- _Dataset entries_
###
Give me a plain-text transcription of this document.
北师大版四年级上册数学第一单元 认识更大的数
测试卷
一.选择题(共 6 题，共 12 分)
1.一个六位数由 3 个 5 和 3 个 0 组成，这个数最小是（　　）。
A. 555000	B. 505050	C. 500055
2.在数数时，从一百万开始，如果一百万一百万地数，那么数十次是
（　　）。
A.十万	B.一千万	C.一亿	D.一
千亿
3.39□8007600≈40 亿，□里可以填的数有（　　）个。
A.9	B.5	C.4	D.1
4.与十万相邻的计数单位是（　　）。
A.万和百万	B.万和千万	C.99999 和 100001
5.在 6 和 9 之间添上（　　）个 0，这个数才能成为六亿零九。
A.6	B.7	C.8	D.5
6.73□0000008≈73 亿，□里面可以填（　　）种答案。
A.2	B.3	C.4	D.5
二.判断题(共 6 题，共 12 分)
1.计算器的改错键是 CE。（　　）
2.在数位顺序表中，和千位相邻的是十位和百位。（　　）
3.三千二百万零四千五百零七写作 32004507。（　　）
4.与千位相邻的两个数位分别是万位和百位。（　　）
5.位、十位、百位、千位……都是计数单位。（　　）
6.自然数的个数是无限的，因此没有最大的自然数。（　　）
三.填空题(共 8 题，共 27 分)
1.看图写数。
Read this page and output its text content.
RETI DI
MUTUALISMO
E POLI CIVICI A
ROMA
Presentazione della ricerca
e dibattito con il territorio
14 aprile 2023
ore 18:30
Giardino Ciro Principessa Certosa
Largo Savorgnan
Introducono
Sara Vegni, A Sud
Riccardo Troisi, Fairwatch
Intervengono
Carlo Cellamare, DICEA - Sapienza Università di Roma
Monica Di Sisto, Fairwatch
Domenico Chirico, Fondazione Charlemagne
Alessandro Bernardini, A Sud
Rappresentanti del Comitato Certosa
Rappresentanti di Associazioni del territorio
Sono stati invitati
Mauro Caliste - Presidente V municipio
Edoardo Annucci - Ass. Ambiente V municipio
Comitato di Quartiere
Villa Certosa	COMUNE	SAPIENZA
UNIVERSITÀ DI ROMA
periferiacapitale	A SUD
###
- _Problem to solve_
Write the material out again in its entirety, exactly as shown.

- _Finished answer_
Give me a plain-text transcription of this document.
北师大版四年级上册数学第一单元 认识更大的数
测试卷
一.选择题(共 6 题，共 12 分)
1.一个六位数由 3 个 5 和 3 个 0 组成，这个数最小是（　　）。
A. 555000	B. 505050	C. 500055
2.在数数时，从一百万开始，如果一百万一百万地数，那么数十次是
（　　）。
A.十万	B.一千万	C.一亿	D.一
千亿
3.39□8007600≈40 亿，□里可以填的数有（　　）个。
A.9	B.5	C.4	D.1
4.与十万相邻的计数单位是（　　）。
A.万和百万	B.万和千万	C.99999 和 100001
5.在 6 和 9 之间添上（　　）个 0，这个数才能成为六亿零九。
A.6	B.7	C.8	D.5
6.73□0000008≈73 亿，□里面可以填（　　）种答案。
A.2	B.3	C.4	D.5
二.判断题(共 6 题，共 12 分)
1.计算器的改错键是 CE。（　　）
2.在数位顺序表中，和千位相邻的是十位和百位。（　　）
3.三千二百万零四千五百零七写作 32004507。（　　）
4.与千位相邻的两个数位分别是万位和百位。（　　）
5.位、十位、百位、千位……都是计数单位。（　　）
6.自然数的个数是无限的，因此没有最大的自然数。（　　）
三.填空题(共 8 题，共 27 分)
1.看图写数。
Read this page and output its text content.
RETI DI
MUTUALISMO
E POLI CIVICI A
ROMA
Presentazione della ricerca
e dibattito con il territorio
14 aprile 2023
ore 18:30
Giardino Ciro Principessa Certosa
Largo Savorgnan
Introducono
Sara Vegni, A Sud
Riccardo Troisi, Fairwatch
Intervengono
Carlo Cellamare, DICEA - Sapienza Università di Roma
Monica Di Sisto, Fairwatch
Domenico Chirico, Fondazione Charlemagne
Alessandro Bernardini, A Sud
Rappresentanti del Comitato Certosa
Rappresentanti di Associazioni del territorio
Sono stati invitati
Mauro Caliste - Presidente V municipio
Edoardo Annucci - Ass. Ambiente V municipio
Comitato di Quartiere
Villa Certosa	COMUNE	SAPIENZA
UNIVERSITÀ DI ROMA
periferiacapitale	A SUD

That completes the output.